## BEGIN

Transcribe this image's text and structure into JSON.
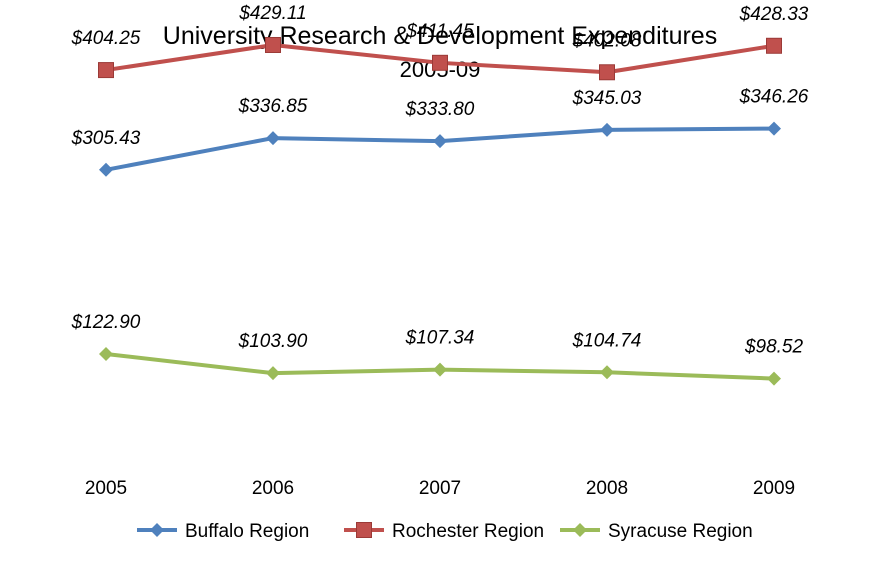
{
  "chart_data": {
    "type": "line",
    "title": "University Research & Development Expenditures",
    "subtitle": "2005-09",
    "categories": [
      "2005",
      "2006",
      "2007",
      "2008",
      "2009"
    ],
    "xlabel": "",
    "ylabel": "",
    "grid": false,
    "legend": "bottom",
    "ylim": [
      0,
      550
    ],
    "series": [
      {
        "name": "Buffalo Region",
        "values": [
          305.43,
          336.85,
          333.8,
          345.03,
          346.26
        ],
        "labels": [
          "$305.43",
          "$336.85",
          "$333.80",
          "$345.03",
          "$346.26"
        ],
        "color": "#4F81BD",
        "marker": "diamond"
      },
      {
        "name": "Rochester Region",
        "values": [
          404.25,
          429.11,
          411.45,
          402.08,
          428.33
        ],
        "labels": [
          "$404.25",
          "$429.11",
          "$411.45",
          "$402.08",
          "$428.33"
        ],
        "color": "#C0504D",
        "marker": "square"
      },
      {
        "name": "Syracuse Region",
        "values": [
          122.9,
          103.9,
          107.34,
          104.74,
          98.52
        ],
        "labels": [
          "$122.90",
          "$103.90",
          "$107.34",
          "$104.74",
          "$98.52"
        ],
        "color": "#9BBB59",
        "marker": "diamond"
      }
    ]
  }
}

## END

**SET EXERCISE**:
Transcribe the records above exactly, leaving out every picture.

**OUTPUT OF THE TASK**:
Transcribe this image's text and structure into JSON.
{
  "chart_data": {
    "type": "line",
    "title": "University Research & Development Expenditures",
    "subtitle": "2005-09",
    "categories": [
      "2005",
      "2006",
      "2007",
      "2008",
      "2009"
    ],
    "xlabel": "",
    "ylabel": "",
    "grid": false,
    "legend": "bottom",
    "ylim": [
      0,
      550
    ],
    "series": [
      {
        "name": "Buffalo Region",
        "values": [
          305.43,
          336.85,
          333.8,
          345.03,
          346.26
        ],
        "labels": [
          "$305.43",
          "$336.85",
          "$333.80",
          "$345.03",
          "$346.26"
        ],
        "color": "#4F81BD",
        "marker": "diamond"
      },
      {
        "name": "Rochester Region",
        "values": [
          404.25,
          429.11,
          411.45,
          402.08,
          428.33
        ],
        "labels": [
          "$404.25",
          "$429.11",
          "$411.45",
          "$402.08",
          "$428.33"
        ],
        "color": "#C0504D",
        "marker": "square"
      },
      {
        "name": "Syracuse Region",
        "values": [
          122.9,
          103.9,
          107.34,
          104.74,
          98.52
        ],
        "labels": [
          "$122.90",
          "$103.90",
          "$107.34",
          "$104.74",
          "$98.52"
        ],
        "color": "#9BBB59",
        "marker": "diamond"
      }
    ]
  }
}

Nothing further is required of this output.